* START INPUT MATERIAL *

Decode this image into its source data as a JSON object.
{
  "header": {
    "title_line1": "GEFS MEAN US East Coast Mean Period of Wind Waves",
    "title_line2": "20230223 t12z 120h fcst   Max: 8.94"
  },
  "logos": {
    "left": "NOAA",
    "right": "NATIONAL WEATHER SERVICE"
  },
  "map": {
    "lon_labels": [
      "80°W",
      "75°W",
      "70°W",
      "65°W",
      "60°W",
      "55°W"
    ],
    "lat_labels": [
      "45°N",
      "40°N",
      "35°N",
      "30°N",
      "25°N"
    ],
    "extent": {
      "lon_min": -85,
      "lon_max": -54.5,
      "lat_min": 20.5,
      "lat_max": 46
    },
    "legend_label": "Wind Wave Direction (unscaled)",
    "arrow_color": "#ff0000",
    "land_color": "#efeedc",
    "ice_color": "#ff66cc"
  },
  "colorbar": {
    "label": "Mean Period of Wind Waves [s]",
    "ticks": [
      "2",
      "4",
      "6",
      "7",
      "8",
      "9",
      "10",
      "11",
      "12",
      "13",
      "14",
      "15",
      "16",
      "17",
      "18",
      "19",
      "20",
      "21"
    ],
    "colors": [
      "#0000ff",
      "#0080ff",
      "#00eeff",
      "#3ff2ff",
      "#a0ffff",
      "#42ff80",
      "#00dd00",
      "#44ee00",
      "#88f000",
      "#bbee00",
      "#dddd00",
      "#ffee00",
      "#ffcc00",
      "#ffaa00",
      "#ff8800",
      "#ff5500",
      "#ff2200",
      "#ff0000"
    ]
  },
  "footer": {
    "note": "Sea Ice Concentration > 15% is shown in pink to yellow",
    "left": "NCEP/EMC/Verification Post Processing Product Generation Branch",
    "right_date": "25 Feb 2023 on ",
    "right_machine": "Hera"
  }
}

* END INPUT MATERIAL *

_WHAT IS NEEDED_
Extract each record, keeping it identical to the original.

_TASK SOLUTION_
Decode this image into its source data as a JSON object.
{
  "header": {
    "title_line1": "GEFS MEAN US East Coast Mean Period of Wind Waves",
    "title_line2": "20230223 t12z 120h fcst   Max: 8.94"
  },
  "logos": {
    "left": "NOAA",
    "right": "NATIONAL WEATHER SERVICE"
  },
  "map": {
    "lon_labels": [
      "80°W",
      "75°W",
      "70°W",
      "65°W",
      "60°W",
      "55°W"
    ],
    "lat_labels": [
      "45°N",
      "40°N",
      "35°N",
      "30°N",
      "25°N"
    ],
    "extent": {
      "lon_min": -85,
      "lon_max": -54.5,
      "lat_min": 20.5,
      "lat_max": 46
    },
    "legend_label": "Wind Wave Direction (unscaled)",
    "arrow_color": "#ff0000",
    "land_color": "#efeedc",
    "ice_color": "#ff66cc"
  },
  "colorbar": {
    "label": "Mean Period of Wind Waves [s]",
    "ticks": [
      "2",
      "4",
      "6",
      "7",
      "8",
      "9",
      "10",
      "11",
      "12",
      "13",
      "14",
      "15",
      "16",
      "17",
      "18",
      "19",
      "20",
      "21"
    ],
    "colors": [
      "#0000ff",
      "#0080ff",
      "#00eeff",
      "#3ff2ff",
      "#a0ffff",
      "#42ff80",
      "#00dd00",
      "#44ee00",
      "#88f000",
      "#bbee00",
      "#dddd00",
      "#ffee00",
      "#ffcc00",
      "#ffaa00",
      "#ff8800",
      "#ff5500",
      "#ff2200",
      "#ff0000"
    ]
  },
  "footer": {
    "note": "Sea Ice Concentration > 15% is shown in pink to yellow",
    "left": "NCEP/EMC/Verification Post Processing Product Generation Branch",
    "right_date": "25 Feb 2023 on ",
    "right_machine": "Hera"
  }
}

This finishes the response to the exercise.